WHAT THE TASK ASKS →
Each line below must be set down exactly; omit any image you find.

DATASET →
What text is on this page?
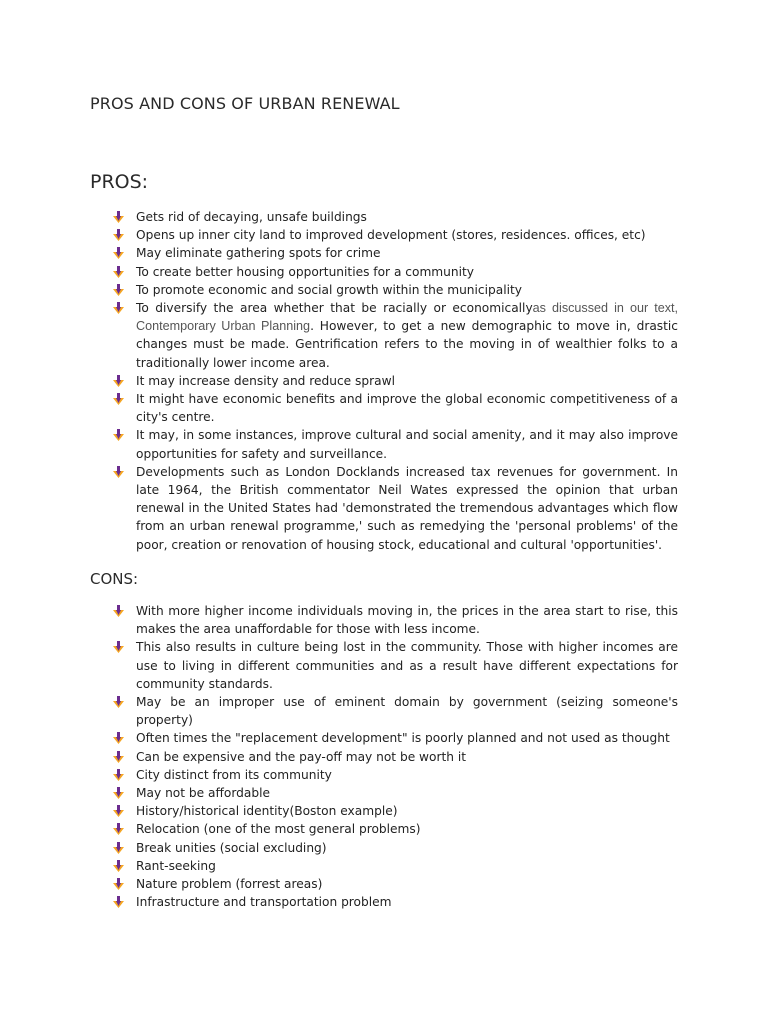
PROS AND CONS OF URBAN RENEWAL
PROS:
Gets rid of decaying, unsafe buildings
Opens up inner city land to improved development (stores, residences. offices, etc)
May eliminate gathering spots for crime
To create better housing opportunities for a community
To promote economic and social growth within the municipality
To diversify the area whether that be racially or economicallyas discussed in our text, Contemporary Urban Planning. However, to get a new demographic to move in, drastic changes must be made. Gentrification refers to the moving in of wealthier folks to a traditionally lower income area.
It may increase density and reduce sprawl
It might have economic benefits and improve the global economic competitiveness of a city's centre.
It may, in some instances, improve cultural and social amenity, and it may also improve opportunities for safety and surveillance.
Developments such as London Docklands increased tax revenues for government. In late 1964, the British commentator Neil Wates expressed the opinion that urban renewal in the United States had 'demonstrated the tremendous advantages which flow from an urban renewal programme,' such as remedying the 'personal problems' of the poor, creation or renovation of housing stock, educational and cultural 'opportunities'.
CONS:
With more higher income individuals moving in, the prices in the area start to rise, this makes the area unaffordable for those with less income.
This also results in culture being lost in the community. Those with higher incomes are use to living in different communities and as a result have different expectations for community standards.
May be an improper use of eminent domain by government (seizing someone's property)
Often times the "replacement development" is poorly planned and not used as thought
Can be expensive and the pay-off may not be worth it
City distinct from its community
May not be affordable
History/historical identity(Boston example)
Relocation (one of the most general problems)
Break unities (social excluding)
Rant-seeking
Nature problem (forrest areas)
Infrastructure and transportation problem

FINISHED ANSWER →
What text is on this page?
PROS AND CONS OF URBAN RENEWAL
PROS:
Gets rid of decaying, unsafe buildings
Opens up inner city land to improved development (stores, residences. offices, etc)
May eliminate gathering spots for crime
To create better housing opportunities for a community
To promote economic and social growth within the municipality
To diversify the area whether that be racially or economicallyas discussed in our text, Contemporary Urban Planning. However, to get a new demographic to move in, drastic changes must be made. Gentrification refers to the moving in of wealthier folks to a traditionally lower income area.
It may increase density and reduce sprawl
It might have economic benefits and improve the global economic competitiveness of a city's centre.
It may, in some instances, improve cultural and social amenity, and it may also improve opportunities for safety and surveillance.
Developments such as London Docklands increased tax revenues for government. In late 1964, the British commentator Neil Wates expressed the opinion that urban renewal in the United States had 'demonstrated the tremendous advantages which flow from an urban renewal programme,' such as remedying the 'personal problems' of the poor, creation or renovation of housing stock, educational and cultural 'opportunities'.
CONS:
With more higher income individuals moving in, the prices in the area start to rise, this makes the area unaffordable for those with less income.
This also results in culture being lost in the community. Those with higher incomes are use to living in different communities and as a result have different expectations for community standards.
May be an improper use of eminent domain by government (seizing someone's property)
Often times the "replacement development" is poorly planned and not used as thought
Can be expensive and the pay-off may not be worth it
City distinct from its community
May not be affordable
History/historical identity(Boston example)
Relocation (one of the most general problems)
Break unities (social excluding)
Rant-seeking
Nature problem (forrest areas)
Infrastructure and transportation problem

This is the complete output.